Given instruction:
Using the data below, gather each line that includes the word "delay".

[Figure contents as structured data]
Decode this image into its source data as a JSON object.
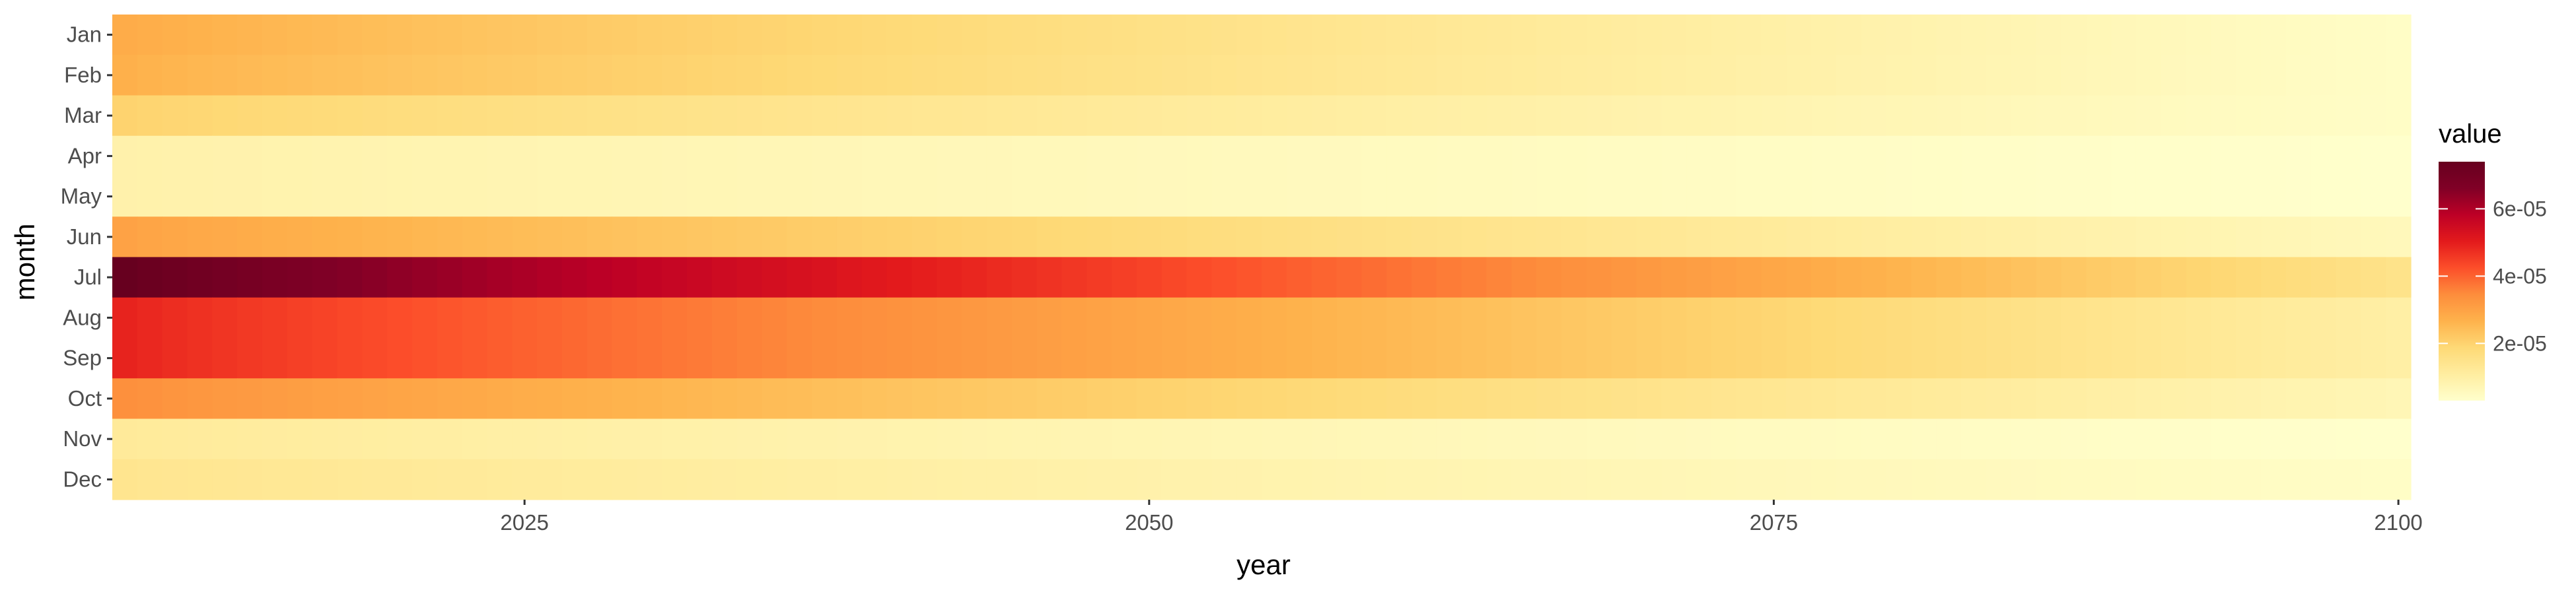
{
  "chart_data": {
    "type": "heatmap",
    "title": "",
    "xlabel": "year",
    "ylabel": "month",
    "x_range": [
      2009,
      2100
    ],
    "x_ticks": [
      2025,
      2050,
      2075,
      2100
    ],
    "y_categories": [
      "Jan",
      "Feb",
      "Mar",
      "Apr",
      "May",
      "Jun",
      "Jul",
      "Aug",
      "Sep",
      "Oct",
      "Nov",
      "Dec"
    ],
    "legend": {
      "title": "value",
      "placement": "right",
      "ticks": [
        2e-05,
        4e-05,
        6e-05
      ],
      "tick_labels": [
        "2e-05",
        "4e-05",
        "6e-05"
      ],
      "min": 3e-06,
      "max": 7.4e-05
    },
    "series": [
      {
        "name": "Jan",
        "start_2009": 2.8e-05,
        "end_2100": 4e-06
      },
      {
        "name": "Feb",
        "start_2009": 2.7e-05,
        "end_2100": 4e-06
      },
      {
        "name": "Mar",
        "start_2009": 2e-05,
        "end_2100": 4e-06
      },
      {
        "name": "Apr",
        "start_2009": 9e-06,
        "end_2100": 3e-06
      },
      {
        "name": "May",
        "start_2009": 9e-06,
        "end_2100": 3e-06
      },
      {
        "name": "Jun",
        "start_2009": 3e-05,
        "end_2100": 6e-06
      },
      {
        "name": "Jul",
        "start_2009": 7.4e-05,
        "end_2100": 1.5e-05
      },
      {
        "name": "Aug",
        "start_2009": 4.9e-05,
        "end_2100": 1e-05
      },
      {
        "name": "Sep",
        "start_2009": 4.9e-05,
        "end_2100": 1e-05
      },
      {
        "name": "Oct",
        "start_2009": 3.4e-05,
        "end_2100": 7e-06
      },
      {
        "name": "Nov",
        "start_2009": 1.2e-05,
        "end_2100": 3e-06
      },
      {
        "name": "Dec",
        "start_2009": 1.4e-05,
        "end_2100": 4e-06
      }
    ],
    "grid": false,
    "colormap": [
      "#ffffcc",
      "#ffeda0",
      "#fed976",
      "#feb24c",
      "#fd8d3c",
      "#fc4e2a",
      "#e31a1c",
      "#bd0026",
      "#800026",
      "#67001f"
    ]
  }
}
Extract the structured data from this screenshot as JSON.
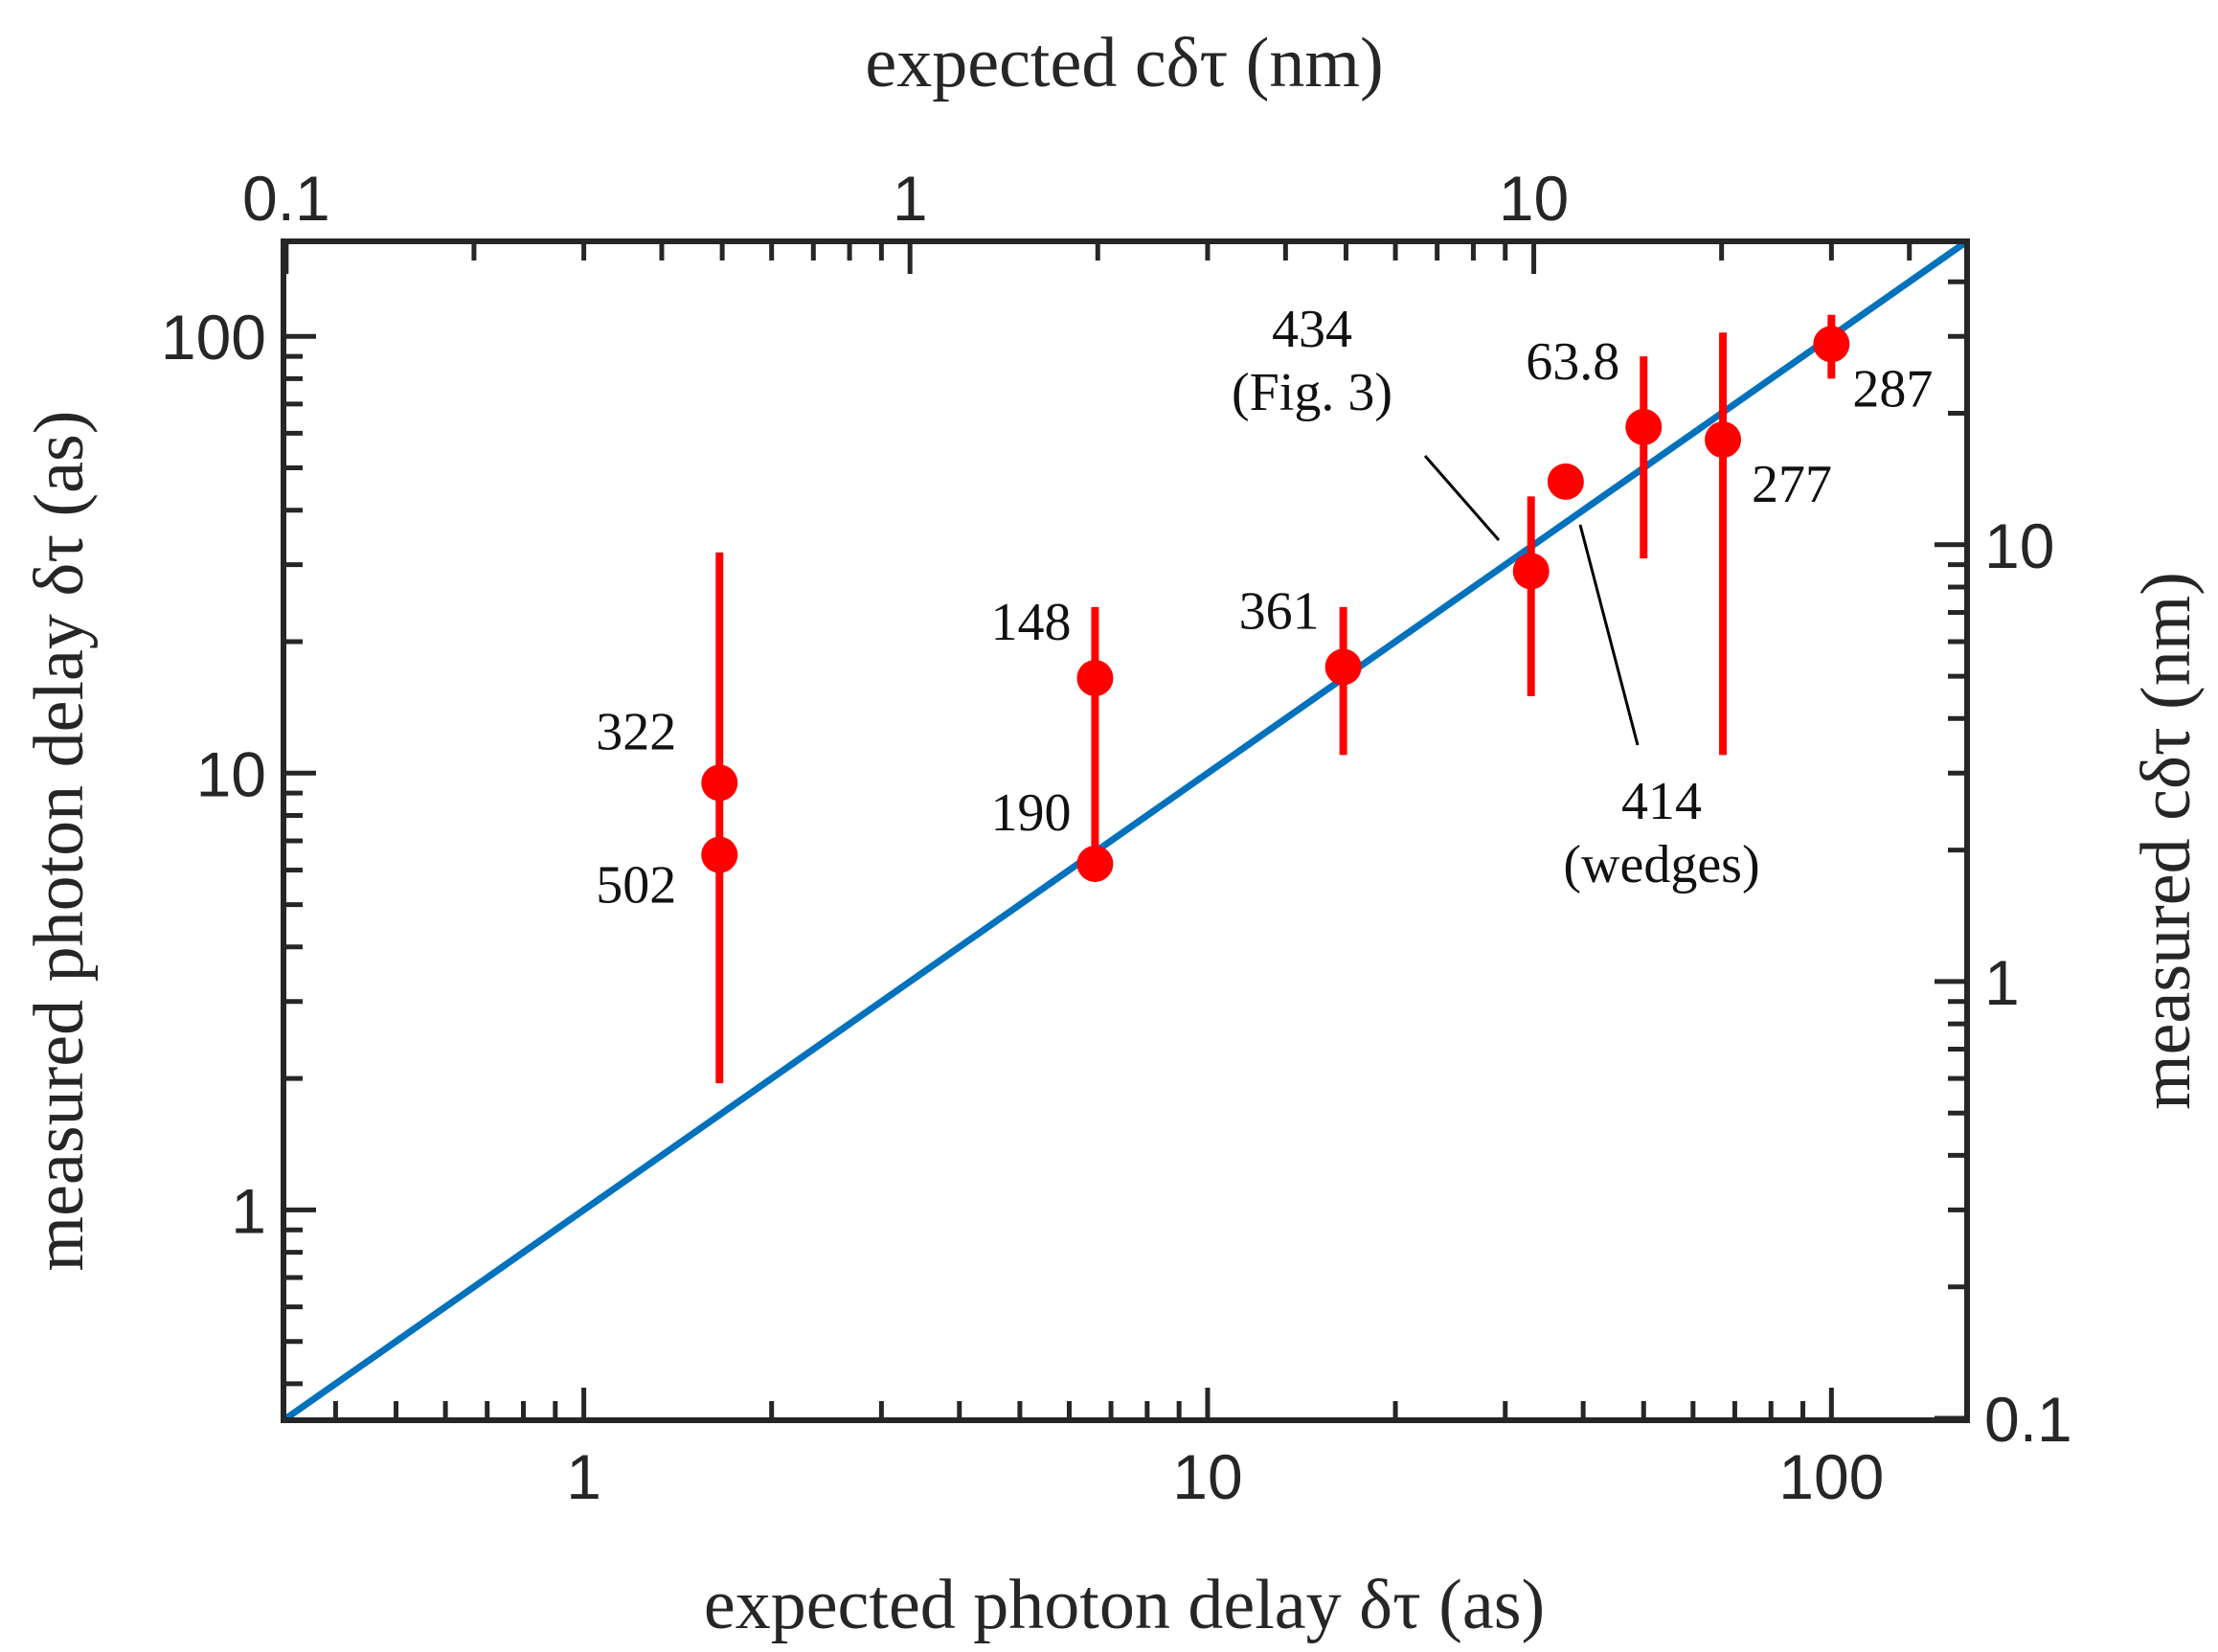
{
  "chart_data": {
    "type": "scatter",
    "x_scale": "log",
    "y_scale": "log",
    "xlim": [
      0.33,
      165
    ],
    "ylim": [
      0.33,
      165
    ],
    "xlabel": "expected photon delay δτ (as)",
    "ylabel": "measured photon delay δτ (as)",
    "x2label": "expected cδτ (nm)",
    "y2label": "measured cδτ (nm)",
    "x_ticks": [
      {
        "value": 1,
        "label": "1"
      },
      {
        "value": 10,
        "label": "10"
      },
      {
        "value": 100,
        "label": "100"
      }
    ],
    "y_ticks": [
      {
        "value": 1,
        "label": "1"
      },
      {
        "value": 10,
        "label": "10"
      },
      {
        "value": 100,
        "label": "100"
      }
    ],
    "x2_ticks": [
      {
        "value": 0.1,
        "label": "0.1"
      },
      {
        "value": 1,
        "label": "1"
      },
      {
        "value": 10,
        "label": "10"
      }
    ],
    "y2_ticks": [
      {
        "value": 0.1,
        "label": "0.1"
      },
      {
        "value": 1,
        "label": "1"
      },
      {
        "value": 10,
        "label": "10"
      }
    ],
    "reference_line": {
      "kind": "y = x",
      "color": "#0072BD"
    },
    "marker_color": "#FF0000",
    "points": [
      {
        "label": "322",
        "x": 1.65,
        "y": 9.5,
        "y_err": [
          1.95,
          32
        ]
      },
      {
        "label": "502",
        "x": 1.65,
        "y": 6.5
      },
      {
        "label": "148",
        "x": 6.6,
        "y": 16.5,
        "y_err": [
          6.2,
          24
        ]
      },
      {
        "label": "190",
        "x": 6.6,
        "y": 6.2
      },
      {
        "label": "361",
        "x": 16.5,
        "y": 17.5,
        "y_err": [
          11,
          24
        ]
      },
      {
        "label": "434\n(Fig. 3)",
        "x": 33,
        "y": 29,
        "y_err": [
          15,
          43
        ]
      },
      {
        "label": "414\n(wedges)",
        "x": 37.5,
        "y": 46.5
      },
      {
        "label": "63.8",
        "x": 50,
        "y": 62,
        "y_err": [
          31,
          90
        ]
      },
      {
        "label": "277",
        "x": 67,
        "y": 58,
        "y_err": [
          11,
          102
        ]
      },
      {
        "label": "287",
        "x": 100,
        "y": 96,
        "y_err": [
          80,
          112
        ]
      }
    ]
  }
}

The reply:
    "xlabel": "expected photon delay δτ (as)",
    "ylabel": "measured photon delay δτ (as)",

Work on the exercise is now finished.